• WHAT IS ASKED:
In the entries that follow, find the word "screenshot" and report each line it is on.

• STORED DATA:
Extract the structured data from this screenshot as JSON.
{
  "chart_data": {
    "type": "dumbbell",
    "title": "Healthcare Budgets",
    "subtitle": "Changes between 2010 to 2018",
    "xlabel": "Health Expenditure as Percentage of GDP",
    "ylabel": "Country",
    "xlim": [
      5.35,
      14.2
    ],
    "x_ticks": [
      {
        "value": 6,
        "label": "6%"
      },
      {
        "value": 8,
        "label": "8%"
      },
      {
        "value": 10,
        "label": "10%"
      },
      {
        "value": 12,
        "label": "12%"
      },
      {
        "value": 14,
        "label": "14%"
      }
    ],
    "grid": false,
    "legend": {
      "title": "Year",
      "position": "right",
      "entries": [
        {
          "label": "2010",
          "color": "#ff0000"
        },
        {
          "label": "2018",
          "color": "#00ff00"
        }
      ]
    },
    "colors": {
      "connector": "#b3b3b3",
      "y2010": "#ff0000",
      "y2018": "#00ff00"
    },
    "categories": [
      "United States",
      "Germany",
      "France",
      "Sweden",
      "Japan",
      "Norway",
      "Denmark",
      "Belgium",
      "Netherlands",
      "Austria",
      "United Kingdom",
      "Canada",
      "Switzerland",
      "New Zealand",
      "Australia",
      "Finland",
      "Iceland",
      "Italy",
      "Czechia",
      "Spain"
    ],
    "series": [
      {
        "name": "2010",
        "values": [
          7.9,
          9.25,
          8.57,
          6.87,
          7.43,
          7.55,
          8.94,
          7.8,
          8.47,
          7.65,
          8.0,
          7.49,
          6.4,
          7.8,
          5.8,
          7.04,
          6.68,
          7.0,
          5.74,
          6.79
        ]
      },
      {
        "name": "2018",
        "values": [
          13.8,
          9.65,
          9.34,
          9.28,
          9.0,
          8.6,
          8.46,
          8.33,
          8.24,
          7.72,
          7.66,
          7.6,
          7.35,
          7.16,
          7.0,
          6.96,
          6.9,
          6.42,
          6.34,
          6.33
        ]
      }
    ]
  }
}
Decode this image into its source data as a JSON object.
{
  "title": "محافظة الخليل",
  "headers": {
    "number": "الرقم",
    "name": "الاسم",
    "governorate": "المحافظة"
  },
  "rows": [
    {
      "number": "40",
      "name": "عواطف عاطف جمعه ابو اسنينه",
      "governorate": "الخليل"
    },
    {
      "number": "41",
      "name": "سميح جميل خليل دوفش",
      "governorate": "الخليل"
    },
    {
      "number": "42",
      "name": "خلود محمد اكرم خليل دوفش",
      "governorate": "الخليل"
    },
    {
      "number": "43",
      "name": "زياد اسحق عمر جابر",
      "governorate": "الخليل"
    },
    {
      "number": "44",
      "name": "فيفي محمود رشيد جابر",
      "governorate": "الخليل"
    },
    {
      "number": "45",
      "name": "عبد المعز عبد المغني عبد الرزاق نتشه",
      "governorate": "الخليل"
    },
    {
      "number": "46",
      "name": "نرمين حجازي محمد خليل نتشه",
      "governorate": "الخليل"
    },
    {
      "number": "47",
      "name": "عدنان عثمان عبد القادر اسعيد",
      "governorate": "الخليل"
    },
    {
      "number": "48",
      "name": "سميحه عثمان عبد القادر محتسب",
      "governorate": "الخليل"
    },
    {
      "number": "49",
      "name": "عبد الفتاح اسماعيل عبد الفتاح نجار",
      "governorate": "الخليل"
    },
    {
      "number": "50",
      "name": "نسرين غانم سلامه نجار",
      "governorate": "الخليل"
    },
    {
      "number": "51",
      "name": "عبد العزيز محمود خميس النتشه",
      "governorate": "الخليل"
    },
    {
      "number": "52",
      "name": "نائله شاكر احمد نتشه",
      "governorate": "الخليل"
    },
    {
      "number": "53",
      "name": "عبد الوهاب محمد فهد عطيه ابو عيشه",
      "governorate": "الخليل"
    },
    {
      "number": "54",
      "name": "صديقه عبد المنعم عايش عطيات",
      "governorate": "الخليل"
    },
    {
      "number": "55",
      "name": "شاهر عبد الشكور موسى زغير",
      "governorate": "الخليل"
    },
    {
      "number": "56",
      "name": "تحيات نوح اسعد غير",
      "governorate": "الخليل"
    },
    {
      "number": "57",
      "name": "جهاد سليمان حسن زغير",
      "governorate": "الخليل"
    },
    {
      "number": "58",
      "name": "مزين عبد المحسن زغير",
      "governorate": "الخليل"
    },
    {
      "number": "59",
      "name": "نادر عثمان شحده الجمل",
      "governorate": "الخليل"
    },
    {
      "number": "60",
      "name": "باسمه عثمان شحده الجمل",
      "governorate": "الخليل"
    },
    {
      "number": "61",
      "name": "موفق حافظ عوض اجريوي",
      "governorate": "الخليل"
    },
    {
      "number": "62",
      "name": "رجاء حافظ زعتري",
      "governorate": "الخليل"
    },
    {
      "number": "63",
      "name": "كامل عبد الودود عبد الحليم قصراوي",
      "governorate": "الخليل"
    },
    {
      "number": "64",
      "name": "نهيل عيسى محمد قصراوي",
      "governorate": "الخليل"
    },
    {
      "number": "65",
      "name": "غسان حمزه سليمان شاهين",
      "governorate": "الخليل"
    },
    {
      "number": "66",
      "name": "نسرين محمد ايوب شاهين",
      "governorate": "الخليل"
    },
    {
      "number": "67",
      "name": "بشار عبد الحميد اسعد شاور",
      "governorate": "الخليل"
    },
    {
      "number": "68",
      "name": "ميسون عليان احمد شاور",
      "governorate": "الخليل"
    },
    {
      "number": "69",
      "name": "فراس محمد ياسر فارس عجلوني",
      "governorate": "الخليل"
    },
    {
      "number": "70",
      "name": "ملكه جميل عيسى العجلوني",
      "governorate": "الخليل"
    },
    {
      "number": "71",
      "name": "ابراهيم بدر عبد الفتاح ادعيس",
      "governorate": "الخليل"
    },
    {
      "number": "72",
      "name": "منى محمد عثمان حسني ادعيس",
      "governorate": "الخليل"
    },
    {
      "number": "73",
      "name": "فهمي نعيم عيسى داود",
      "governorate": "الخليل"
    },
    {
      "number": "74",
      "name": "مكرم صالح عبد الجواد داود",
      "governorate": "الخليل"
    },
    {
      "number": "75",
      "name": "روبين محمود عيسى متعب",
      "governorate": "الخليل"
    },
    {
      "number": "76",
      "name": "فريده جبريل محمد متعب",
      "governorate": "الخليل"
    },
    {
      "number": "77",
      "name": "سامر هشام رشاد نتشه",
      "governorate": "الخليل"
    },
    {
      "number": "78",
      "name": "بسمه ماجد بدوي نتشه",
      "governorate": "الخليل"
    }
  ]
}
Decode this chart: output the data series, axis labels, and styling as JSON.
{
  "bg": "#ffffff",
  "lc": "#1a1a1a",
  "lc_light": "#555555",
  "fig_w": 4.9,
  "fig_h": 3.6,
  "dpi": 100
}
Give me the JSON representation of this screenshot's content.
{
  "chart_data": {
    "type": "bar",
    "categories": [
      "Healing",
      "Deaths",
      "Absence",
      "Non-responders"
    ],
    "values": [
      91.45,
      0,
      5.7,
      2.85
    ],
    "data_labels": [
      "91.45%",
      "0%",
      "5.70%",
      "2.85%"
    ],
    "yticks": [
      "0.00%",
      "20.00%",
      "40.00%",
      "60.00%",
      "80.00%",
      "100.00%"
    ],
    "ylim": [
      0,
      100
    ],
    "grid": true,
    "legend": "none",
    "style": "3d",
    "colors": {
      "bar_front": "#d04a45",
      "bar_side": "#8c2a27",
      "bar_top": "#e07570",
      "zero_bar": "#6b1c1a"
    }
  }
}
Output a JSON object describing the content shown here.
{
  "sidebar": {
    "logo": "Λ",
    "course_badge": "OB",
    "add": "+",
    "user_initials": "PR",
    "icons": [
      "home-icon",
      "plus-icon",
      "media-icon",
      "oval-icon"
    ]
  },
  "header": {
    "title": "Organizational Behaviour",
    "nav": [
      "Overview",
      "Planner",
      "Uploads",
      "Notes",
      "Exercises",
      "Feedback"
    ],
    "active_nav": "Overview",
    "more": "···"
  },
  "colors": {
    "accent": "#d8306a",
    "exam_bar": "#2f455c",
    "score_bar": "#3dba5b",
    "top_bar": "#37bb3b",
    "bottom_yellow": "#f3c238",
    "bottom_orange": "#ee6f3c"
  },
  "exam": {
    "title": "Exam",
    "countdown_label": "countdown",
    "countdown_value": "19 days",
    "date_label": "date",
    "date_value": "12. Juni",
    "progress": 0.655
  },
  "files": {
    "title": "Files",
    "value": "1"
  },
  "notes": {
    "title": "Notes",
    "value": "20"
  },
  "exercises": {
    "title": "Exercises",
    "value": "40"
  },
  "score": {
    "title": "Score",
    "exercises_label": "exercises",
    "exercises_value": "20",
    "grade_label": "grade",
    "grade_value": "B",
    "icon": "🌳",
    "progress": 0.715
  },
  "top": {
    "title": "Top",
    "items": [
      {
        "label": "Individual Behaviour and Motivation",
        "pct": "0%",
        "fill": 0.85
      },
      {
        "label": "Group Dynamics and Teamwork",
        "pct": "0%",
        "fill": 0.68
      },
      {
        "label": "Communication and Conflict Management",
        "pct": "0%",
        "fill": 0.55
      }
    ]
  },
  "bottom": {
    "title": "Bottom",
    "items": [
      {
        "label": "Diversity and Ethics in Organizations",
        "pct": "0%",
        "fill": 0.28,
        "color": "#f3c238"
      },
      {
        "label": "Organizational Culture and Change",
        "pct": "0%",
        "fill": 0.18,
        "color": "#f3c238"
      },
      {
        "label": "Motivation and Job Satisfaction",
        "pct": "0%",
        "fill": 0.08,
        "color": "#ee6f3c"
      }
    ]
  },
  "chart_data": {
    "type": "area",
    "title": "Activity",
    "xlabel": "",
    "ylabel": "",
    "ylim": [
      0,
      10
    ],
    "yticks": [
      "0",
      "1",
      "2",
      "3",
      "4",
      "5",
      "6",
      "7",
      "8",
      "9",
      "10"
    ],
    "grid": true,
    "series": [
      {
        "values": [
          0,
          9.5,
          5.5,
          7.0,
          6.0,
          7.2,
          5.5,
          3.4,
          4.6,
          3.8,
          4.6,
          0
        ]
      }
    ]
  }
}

• IN RESPONSE:
Extract the structured data from this screenshot as JSON.
Give me the JSON representation of this screenshot's content.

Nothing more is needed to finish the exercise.